WRITTEN INSTRUCTION: Return all of the data exactly, with nothing left out but the pictures.

MATERIAL PROVIDED:
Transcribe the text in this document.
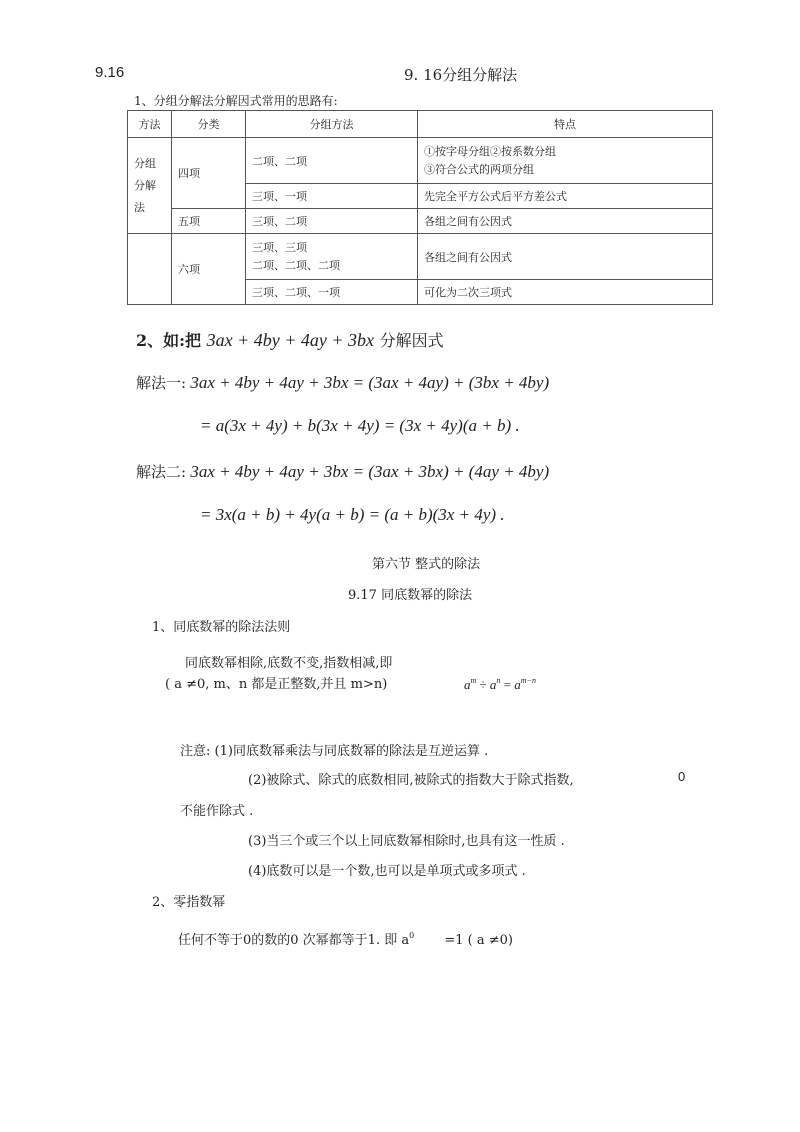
9.16	9. 16分组分解法
1、分组分解法分解因式常用的思路有:
方法	分类	分组方法	特点
分组分解法	四项	二项、二项	①按字母分组②按系数分组
③符合公式的两项分组

		三项、一项	先完全平方公式后平方差公式
	五项	三项、二项	各组之间有公因式
	六项	三项、三项
二项、二项、二项	各组之间有公因式
		三项、二项、一项	可化为二次三项式
2、如:把 3ax + 4by + 4ay + 3bx 分解因式
解法一: 3ax + 4by + 4ay + 3bx = (3ax + 4ay) + (3bx + 4by)
= a(3x + 4y) + b(3x + 4y) = (3x + 4y)(a + b) .
解法二: 3ax + 4by + 4ay + 3bx = (3ax + 3bx) + (4ay + 4by)
= 3x(a + b) + 4y(a + b) = (a + b)(3x + 4y) .
第六节 整式的除法
9.17 同底数幂的除法
1、同底数幂的除法法则
同底数幂相除,底数不变,指数相减,即
( a ≠0, m、n 都是正整数,并且 m>n)	$a^m \div a^n = a^{m-n}$
注意: (1)同底数幂乘法与同底数幂的除法是互逆运算 .
(2)被除式、除式的底数相同,被除式的指数大于除式指数,	0
不能作除式 .
(3)当三个或三个以上同底数幂相除时,也具有这一性质 .
(4)底数可以是一个数,也可以是单项式或多项式 .
2、零指数幂
任何不等于0的数的0 次幂都等于1. 即 $a^0 =1$ ( a ≠0)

ANSWER TO THE PROBLEM:
Transcribe the text in this document.
9.16	9. 16分组分解法
1、分组分解法分解因式常用的思路有:
方法	分类	分组方法	特点
分组分解法	四项	二项、二项	①按字母分组②按系数分组
③符合公式的两项分组

		三项、一项	先完全平方公式后平方差公式
	五项	三项、二项	各组之间有公因式
	六项	三项、三项
二项、二项、二项	各组之间有公因式
		三项、二项、一项	可化为二次三项式
2、如:把 3ax + 4by + 4ay + 3bx 分解因式
解法一: 3ax + 4by + 4ay + 3bx = (3ax + 4ay) + (3bx + 4by)
= a(3x + 4y) + b(3x + 4y) = (3x + 4y)(a + b) .
解法二: 3ax + 4by + 4ay + 3bx = (3ax + 3bx) + (4ay + 4by)
= 3x(a + b) + 4y(a + b) = (a + b)(3x + 4y) .
第六节 整式的除法
9.17 同底数幂的除法
1、同底数幂的除法法则
同底数幂相除,底数不变,指数相减,即
( a ≠0, m、n 都是正整数,并且 m>n)	$a^m \div a^n = a^{m-n}$
注意: (1)同底数幂乘法与同底数幂的除法是互逆运算 .
(2)被除式、除式的底数相同,被除式的指数大于除式指数,	0
不能作除式 .
(3)当三个或三个以上同底数幂相除时,也具有这一性质 .
(4)底数可以是一个数,也可以是单项式或多项式 .
2、零指数幂
任何不等于0的数的0 次幂都等于1. 即 $a^0 =1$ ( a ≠0)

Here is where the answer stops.